CODALARIO, la Revista de Música Clásica
Está viendo:

[C]rítica: «Rodelinda» de Georg Friedrich Händel en el Gran Teatro del Liceo de Barcelona

  • Comparte en Facebook
  • Comparte en Twitter
  • txcomparte_whatsapp
Autor: Xavier Borja Bucar
7 de marzo de 2019

De la estimulante puesta de largo de Rodelinda en el Liceo

Por Xavier Borja Bucar | @XaviBorjaBucar
Barcelona. 2-III-2019. Gran Teatro del Liceo. Georg Friedrich Händel: Rodelinda. Lisette Oropesa [Rodelinda], Bejun Metha [Bertarido], Fabián Augusto Gómez [Flavio], Joel Prieto [Grimoaldo], Sasha Cooke [Eduige], Gerald Thomson [Unulfo], Gianluca Margheri [Garibaldo]. Orquesta Sinfónica del Gran Teatro del Liceo. Dirección musical: Josep Pons. Dirección escénica: Claus Guth.

    El pasado sábado se estrenó en el Gran Teatro del Liceo la producción de Rodelinda firmada por el director de escena alemán Claus Guth, una producción que ya pudo verse en el Teatro Real en la temporada 2016/2017. Sin embargo, no fue este el único estreno de la noche, puesto que la propia ópera de Händel se representó por vez primera en el teatro barcelonés. Un estreno tardío, pero feliz, pues si bien hubo aspectos mejorables, estuvo lleno de aciertos estimulantes.

   Para empezar, la propia producción de Gluth conlleva verdaderos hallazgos escénicos. El director alemán, cuyos experimentos no siempre resultan justificados (recuérdese La bohéme cósmica que presentó en la Ópera de París, ambientada en una estación espacial y en la luna), acierta esta vez con una propuesta que convierte la ópera de Händel en una experiencia cuasi cinematográfica. El director alemán traslada la acción desde la Lombardía medieval a una mansión decimonónica que monopoliza la escena. Se trata de una mansión de dos pisos constituida como espectacular elemento escenográfico giratorio que, según su orientación, habilita tres escenarios distintos y lógicamente interconectados, a saber: la fachada, el vestíbulo (con la escalera central de acceso al piso superior) y, por último, dos estancias (una inferior y otra superior). Esto supone, por una parte, la posibilidad de establecer siempre más de un plano narrativo: mientras un personaje está cantando en uno de los espacios, en otras estancias vemos lo que ocurre en paralelo con otros personajes, algo que, a su vez, constituye un relato complementario con respecto al relato principal musical. Esto reviste especial interés en el contexto de una ópera barroca como Rodelinda, es decir, en una forma compuesta de números musicales cerrados enhebrados por un recitativo secco; una forma que debido a su propia naturaleza convencional tiende, por tanto, a la interrupción del avance narrativo en cada número, en la medida en que cada número está planteado en buena medida como ejercicio de virtuosismo para el solista de turno. Sin embargo, en la producción de Gluth, la habilitación de relatos paralelos sortea astutamente toda detención en la narración de la obra, no solo porque en el relato paralelo al relato musical veamos la acción de uno o más personajes, sino porque, como avanzaba antes, ese relato adicional complementa al otro, de manera que el estatismo de la forma operística barroca queda completamente neutralizado.

▸ **Objetivo**
Prosigue la crítica de «Rodelinda» en el Liceo a partir de su última frase.

▸ **Datos extraídos**
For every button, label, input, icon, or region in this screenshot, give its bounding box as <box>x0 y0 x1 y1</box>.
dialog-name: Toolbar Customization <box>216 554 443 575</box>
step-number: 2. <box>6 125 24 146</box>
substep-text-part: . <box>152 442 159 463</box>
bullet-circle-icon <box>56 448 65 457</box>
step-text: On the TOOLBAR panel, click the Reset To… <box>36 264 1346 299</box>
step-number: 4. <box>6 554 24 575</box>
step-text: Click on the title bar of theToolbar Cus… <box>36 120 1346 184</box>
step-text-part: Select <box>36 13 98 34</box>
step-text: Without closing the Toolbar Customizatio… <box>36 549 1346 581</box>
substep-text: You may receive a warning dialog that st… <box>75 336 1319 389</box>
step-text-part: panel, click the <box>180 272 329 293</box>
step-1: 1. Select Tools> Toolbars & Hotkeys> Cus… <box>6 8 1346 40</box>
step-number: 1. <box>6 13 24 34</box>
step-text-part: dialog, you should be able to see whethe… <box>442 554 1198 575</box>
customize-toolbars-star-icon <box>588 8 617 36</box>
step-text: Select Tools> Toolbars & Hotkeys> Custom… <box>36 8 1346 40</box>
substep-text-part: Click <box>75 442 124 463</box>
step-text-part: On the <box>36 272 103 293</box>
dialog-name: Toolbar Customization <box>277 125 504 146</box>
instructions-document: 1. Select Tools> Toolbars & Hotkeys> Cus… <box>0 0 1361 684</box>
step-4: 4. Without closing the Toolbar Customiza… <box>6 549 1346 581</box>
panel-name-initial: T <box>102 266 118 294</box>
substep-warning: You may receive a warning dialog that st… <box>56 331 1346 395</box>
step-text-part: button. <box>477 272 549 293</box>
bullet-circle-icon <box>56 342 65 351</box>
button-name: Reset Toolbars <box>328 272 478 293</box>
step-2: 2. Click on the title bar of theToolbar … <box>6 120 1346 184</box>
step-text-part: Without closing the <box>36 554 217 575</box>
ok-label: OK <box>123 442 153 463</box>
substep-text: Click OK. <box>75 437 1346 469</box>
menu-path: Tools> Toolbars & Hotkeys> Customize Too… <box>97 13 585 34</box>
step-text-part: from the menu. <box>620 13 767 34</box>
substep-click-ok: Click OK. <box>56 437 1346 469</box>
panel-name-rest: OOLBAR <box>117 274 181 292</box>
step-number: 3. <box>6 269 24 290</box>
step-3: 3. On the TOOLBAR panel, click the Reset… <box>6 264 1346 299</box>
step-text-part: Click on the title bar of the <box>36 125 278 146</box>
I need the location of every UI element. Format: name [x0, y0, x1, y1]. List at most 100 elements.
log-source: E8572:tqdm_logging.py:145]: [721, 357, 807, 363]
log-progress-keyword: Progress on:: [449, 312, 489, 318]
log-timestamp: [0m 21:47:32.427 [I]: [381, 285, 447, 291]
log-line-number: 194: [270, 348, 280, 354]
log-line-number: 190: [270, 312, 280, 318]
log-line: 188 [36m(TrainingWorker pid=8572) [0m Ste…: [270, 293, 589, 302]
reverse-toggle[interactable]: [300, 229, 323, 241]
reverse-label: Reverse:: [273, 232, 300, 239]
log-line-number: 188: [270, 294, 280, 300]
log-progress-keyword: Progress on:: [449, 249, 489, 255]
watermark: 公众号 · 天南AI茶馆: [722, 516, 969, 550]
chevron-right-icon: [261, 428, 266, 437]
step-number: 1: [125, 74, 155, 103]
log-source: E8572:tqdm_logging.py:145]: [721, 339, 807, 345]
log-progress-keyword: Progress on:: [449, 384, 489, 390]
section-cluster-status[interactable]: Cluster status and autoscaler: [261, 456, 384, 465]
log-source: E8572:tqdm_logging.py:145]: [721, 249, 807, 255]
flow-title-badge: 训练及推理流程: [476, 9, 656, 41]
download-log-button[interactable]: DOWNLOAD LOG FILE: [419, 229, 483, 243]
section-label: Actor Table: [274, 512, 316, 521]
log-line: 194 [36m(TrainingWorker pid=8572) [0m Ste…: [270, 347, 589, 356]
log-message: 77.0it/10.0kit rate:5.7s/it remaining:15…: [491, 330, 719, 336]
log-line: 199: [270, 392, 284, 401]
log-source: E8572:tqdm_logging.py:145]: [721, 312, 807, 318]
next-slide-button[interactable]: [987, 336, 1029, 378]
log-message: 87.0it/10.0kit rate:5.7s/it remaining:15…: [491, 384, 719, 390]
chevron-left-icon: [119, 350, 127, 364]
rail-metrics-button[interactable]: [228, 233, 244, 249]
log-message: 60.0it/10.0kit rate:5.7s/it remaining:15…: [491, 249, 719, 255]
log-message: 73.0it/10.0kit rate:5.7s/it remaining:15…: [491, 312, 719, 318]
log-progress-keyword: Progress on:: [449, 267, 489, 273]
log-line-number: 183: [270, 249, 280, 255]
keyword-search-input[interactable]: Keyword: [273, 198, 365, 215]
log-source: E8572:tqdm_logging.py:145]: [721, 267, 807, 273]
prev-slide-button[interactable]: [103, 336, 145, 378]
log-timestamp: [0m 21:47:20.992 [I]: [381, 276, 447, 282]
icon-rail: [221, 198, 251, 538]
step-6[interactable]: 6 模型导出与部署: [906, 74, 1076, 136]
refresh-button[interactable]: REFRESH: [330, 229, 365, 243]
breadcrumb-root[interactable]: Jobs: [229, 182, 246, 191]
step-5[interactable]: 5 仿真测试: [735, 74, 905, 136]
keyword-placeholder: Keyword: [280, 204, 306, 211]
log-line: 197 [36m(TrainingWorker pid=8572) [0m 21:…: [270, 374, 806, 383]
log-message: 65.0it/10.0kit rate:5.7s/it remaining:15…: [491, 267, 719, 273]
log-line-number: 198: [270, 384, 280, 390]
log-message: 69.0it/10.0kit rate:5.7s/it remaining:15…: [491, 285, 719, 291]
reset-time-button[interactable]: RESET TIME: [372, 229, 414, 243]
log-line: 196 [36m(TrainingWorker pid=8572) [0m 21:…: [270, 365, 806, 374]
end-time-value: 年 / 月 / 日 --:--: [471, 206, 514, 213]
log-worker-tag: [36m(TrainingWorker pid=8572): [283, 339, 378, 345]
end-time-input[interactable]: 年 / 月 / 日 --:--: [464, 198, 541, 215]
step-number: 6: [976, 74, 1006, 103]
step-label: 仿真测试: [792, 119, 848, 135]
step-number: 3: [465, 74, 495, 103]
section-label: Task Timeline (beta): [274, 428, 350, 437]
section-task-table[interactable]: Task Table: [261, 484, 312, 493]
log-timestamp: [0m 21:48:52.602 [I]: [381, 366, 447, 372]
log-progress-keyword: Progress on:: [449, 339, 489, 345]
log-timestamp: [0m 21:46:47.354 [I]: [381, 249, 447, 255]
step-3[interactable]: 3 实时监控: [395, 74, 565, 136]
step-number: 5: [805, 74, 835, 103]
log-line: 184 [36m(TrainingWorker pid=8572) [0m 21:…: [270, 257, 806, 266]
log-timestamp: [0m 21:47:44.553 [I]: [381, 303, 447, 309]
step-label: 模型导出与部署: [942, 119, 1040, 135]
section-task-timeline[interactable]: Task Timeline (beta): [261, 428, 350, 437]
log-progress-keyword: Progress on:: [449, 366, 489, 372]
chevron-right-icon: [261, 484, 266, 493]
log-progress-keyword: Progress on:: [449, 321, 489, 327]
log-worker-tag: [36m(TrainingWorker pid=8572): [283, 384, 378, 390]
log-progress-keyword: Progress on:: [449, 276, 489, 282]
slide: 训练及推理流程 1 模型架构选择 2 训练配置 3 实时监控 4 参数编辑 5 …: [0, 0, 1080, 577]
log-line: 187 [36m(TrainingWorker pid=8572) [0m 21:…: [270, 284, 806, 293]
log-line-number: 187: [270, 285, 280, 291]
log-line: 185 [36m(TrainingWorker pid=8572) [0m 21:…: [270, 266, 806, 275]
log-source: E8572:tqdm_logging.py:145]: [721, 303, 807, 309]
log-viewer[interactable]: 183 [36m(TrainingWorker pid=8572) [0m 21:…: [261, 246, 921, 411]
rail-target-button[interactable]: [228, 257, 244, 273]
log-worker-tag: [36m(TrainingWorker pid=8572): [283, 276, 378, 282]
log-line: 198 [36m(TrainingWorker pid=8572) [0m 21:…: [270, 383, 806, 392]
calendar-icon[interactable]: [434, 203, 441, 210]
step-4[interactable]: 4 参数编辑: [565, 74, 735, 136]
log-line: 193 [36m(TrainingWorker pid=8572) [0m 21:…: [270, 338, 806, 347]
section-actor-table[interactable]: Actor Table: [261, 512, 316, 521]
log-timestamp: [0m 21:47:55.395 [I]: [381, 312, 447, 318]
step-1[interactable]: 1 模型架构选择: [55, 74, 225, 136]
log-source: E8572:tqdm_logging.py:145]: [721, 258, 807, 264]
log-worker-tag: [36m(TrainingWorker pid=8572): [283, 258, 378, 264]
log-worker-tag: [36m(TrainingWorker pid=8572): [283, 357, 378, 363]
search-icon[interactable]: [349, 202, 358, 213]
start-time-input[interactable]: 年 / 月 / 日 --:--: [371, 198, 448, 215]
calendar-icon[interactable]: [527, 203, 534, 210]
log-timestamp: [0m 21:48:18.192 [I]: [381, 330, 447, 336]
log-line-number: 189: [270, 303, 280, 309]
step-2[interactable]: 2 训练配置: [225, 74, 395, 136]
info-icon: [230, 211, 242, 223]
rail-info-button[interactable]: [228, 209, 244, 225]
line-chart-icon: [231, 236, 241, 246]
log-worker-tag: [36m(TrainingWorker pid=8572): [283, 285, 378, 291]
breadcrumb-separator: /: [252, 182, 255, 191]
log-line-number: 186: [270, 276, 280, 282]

▸ **Respuesta**
   Asimismo, el mecanismo giratorio de la mansión convierte a esta estructura escenográfica en un elemento activo. En varias escenas observamos, pues, a los cantantes transitar a través de las estancias de la casa mientras esta va rotando, lo que causa el sugestivo efecto de un plano secuencia, como por ejemplo ocurre a propósito del aria de Bertarido que cierra el primer acto, «Confusa si miri l’infida consorte»: tras ser informado de que su mujer Rodelinda ha accedido a casarse con el usurpador Griomaldo, Bertarido lamenta irado la infidelidad de su esposa y, entre tanto, lo vemos entrar en la casa y avanzar por las distintas estancias presenciando –y nosotros con él– a Rodelinda, a su hijo Flavio y a Grimoaldo en una entrañable estampa familiar, es decir, justamente una imagen proyectada por Bertarido para confirmar la traición de su esposa. La irrupción de Bertarido en la escena que su imaginación proyecta remite, además, a referentes cinematográficos específicos, como los de Fresas salvajes, de Ingmar Bergman, o Annie Hall, de Woody Allen, sin ir más lejos, cuyos protagonistas respectivos –el profesor Isak Borg y el comediante Alvy Singer– hacían lo propio en escenas no imaginadas, pero sí recordadas.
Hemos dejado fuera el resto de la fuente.